→ **What to do**
Quote the items word for word, starting with the first line and ending with the line that contains "tool-block-right — [407, 285, 484, 339]", including both of those lines.

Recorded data
____
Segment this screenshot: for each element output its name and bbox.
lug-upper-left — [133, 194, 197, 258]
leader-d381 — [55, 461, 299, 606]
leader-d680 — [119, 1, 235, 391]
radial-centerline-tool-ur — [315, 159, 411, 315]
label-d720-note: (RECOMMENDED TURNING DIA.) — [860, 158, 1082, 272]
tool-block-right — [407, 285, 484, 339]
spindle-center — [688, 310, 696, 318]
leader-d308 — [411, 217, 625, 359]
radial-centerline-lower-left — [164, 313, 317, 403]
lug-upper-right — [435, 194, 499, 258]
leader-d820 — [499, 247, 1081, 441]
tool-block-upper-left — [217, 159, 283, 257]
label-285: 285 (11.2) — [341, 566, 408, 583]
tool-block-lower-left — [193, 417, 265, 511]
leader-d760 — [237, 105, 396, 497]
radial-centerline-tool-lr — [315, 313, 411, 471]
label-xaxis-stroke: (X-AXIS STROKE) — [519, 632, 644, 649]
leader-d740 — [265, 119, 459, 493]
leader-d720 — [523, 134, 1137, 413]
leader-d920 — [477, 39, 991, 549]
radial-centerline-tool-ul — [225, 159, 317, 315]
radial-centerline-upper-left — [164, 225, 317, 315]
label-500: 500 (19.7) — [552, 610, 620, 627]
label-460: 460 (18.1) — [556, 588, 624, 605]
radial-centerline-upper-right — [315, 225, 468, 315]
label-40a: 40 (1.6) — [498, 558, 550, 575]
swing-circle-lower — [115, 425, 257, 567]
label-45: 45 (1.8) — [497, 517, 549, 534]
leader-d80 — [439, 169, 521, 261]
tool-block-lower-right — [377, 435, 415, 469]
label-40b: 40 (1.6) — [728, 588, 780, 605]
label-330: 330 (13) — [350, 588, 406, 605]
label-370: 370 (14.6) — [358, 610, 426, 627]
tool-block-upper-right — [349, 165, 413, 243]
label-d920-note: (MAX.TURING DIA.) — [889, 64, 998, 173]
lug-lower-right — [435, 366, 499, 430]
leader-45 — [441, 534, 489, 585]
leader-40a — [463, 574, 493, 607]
____
→ **Output of the exercise**
Segment this screenshot: for each element output its name and bbox.
lug-upper-left — [133, 194, 197, 258]
leader-d381 — [55, 461, 299, 606]
leader-d680 — [119, 1, 235, 391]
radial-centerline-tool-ur — [315, 159, 411, 315]
label-d720-note: (RECOMMENDED TURNING DIA.) — [860, 158, 1082, 272]
tool-block-right — [407, 285, 484, 339]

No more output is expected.